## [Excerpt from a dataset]
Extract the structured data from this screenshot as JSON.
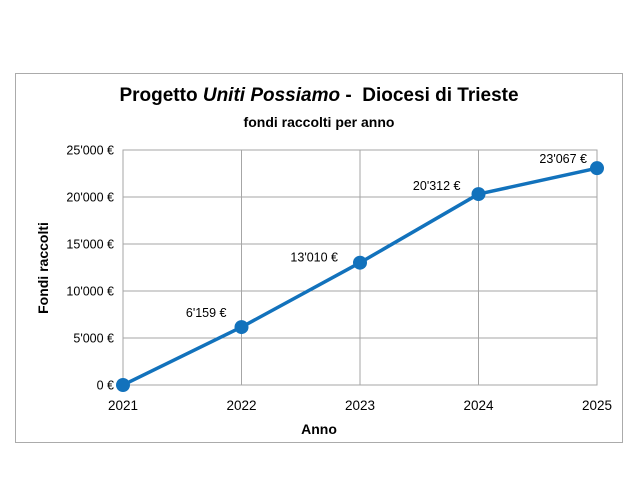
{
  "chart": {
    "title_prefix": "Progetto ",
    "title_italic": "Uniti Possiamo",
    "title_suffix": " -  Diocesi di Trieste",
    "subtitle": "fondi raccolti per anno"
  },
  "chart_data": {
    "type": "line",
    "title": "Progetto Uniti Possiamo - Diocesi di Trieste",
    "subtitle": "fondi raccolti per anno",
    "xlabel": "Anno",
    "ylabel": "Fondi raccolti",
    "categories": [
      "2021",
      "2022",
      "2023",
      "2024",
      "2025"
    ],
    "series": [
      {
        "name": "fondi raccolti",
        "values": [
          0,
          6159,
          13010,
          20312,
          23067
        ]
      }
    ],
    "point_labels": [
      "",
      "6'159 €",
      "13'010 €",
      "20'312 €",
      "23'067 €"
    ],
    "ylim": [
      0,
      25000
    ],
    "ytick_step": 5000,
    "ytick_labels": [
      "0 €",
      "5'000 €",
      "10'000 €",
      "15'000 €",
      "20'000 €",
      "25'000 €"
    ],
    "grid": true,
    "legend": "none",
    "line_color": "#1272BC",
    "marker_color": "#1272BC",
    "gridline_color": "#A6A6A6",
    "axis_color": "#A6A6A6",
    "text_color": "#000000"
  }
}
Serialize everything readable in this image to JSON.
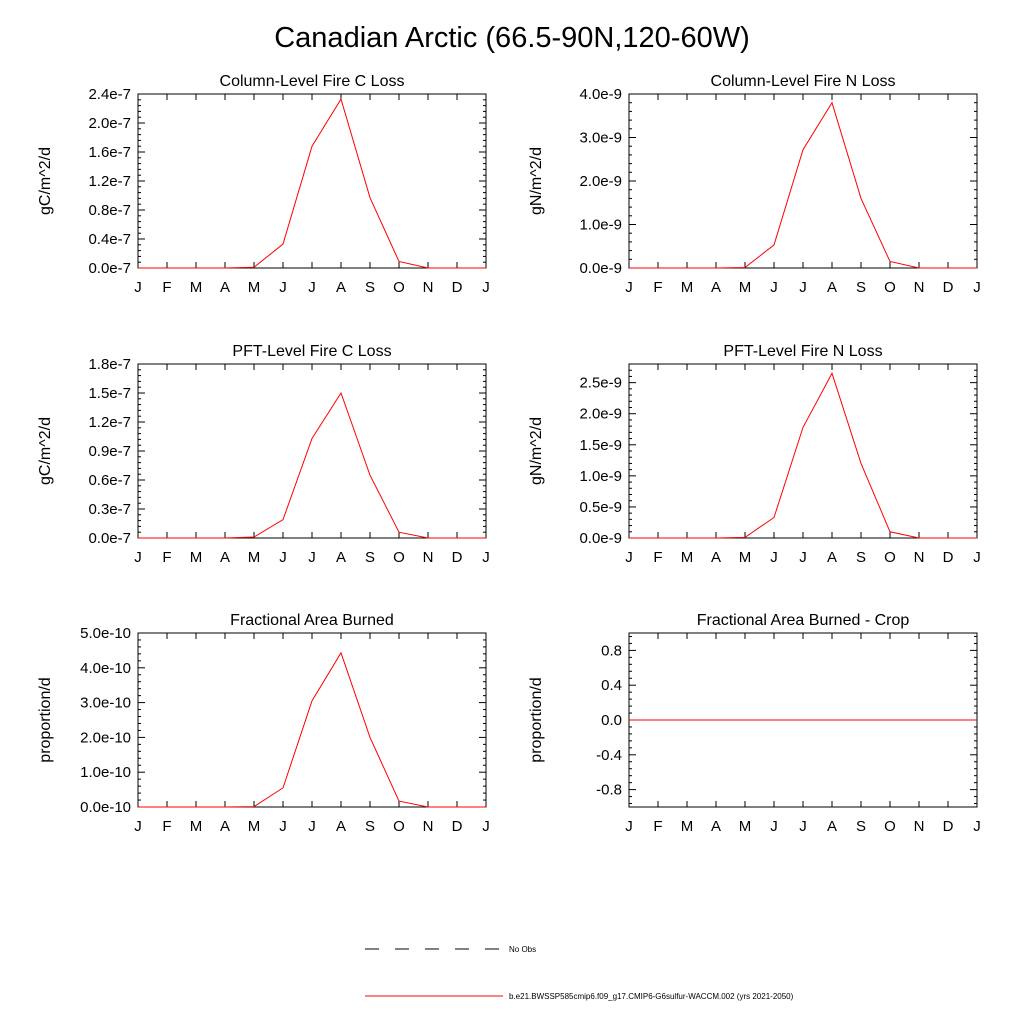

## [TASK INSTRUCTIONS]
Copy all the entries word for word. Omit any pictures.

## [THE COMPLETED TASK]
Extract the structured data from this screenshot as JSON.
{
  "chart": {
    "title_prefix": "Progetto ",
    "title_italic": "Uniti Possiamo",
    "title_suffix": " -  Diocesi di Trieste",
    "subtitle": "fondi raccolti per anno"
  },
  "chart_data": {
    "type": "line",
    "title": "Progetto Uniti Possiamo - Diocesi di Trieste",
    "subtitle": "fondi raccolti per anno",
    "xlabel": "Anno",
    "ylabel": "Fondi raccolti",
    "categories": [
      "2021",
      "2022",
      "2023",
      "2024",
      "2025"
    ],
    "series": [
      {
        "name": "fondi raccolti",
        "values": [
          0,
          6159,
          13010,
          20312,
          23067
        ]
      }
    ],
    "point_labels": [
      "",
      "6'159 €",
      "13'010 €",
      "20'312 €",
      "23'067 €"
    ],
    "ylim": [
      0,
      25000
    ],
    "ytick_step": 5000,
    "ytick_labels": [
      "0 €",
      "5'000 €",
      "10'000 €",
      "15'000 €",
      "20'000 €",
      "25'000 €"
    ],
    "grid": true,
    "legend": "none",
    "line_color": "#1272BC",
    "marker_color": "#1272BC",
    "gridline_color": "#A6A6A6",
    "axis_color": "#A6A6A6",
    "text_color": "#000000"
  }
}
Serialize everything readable in this image to JSON.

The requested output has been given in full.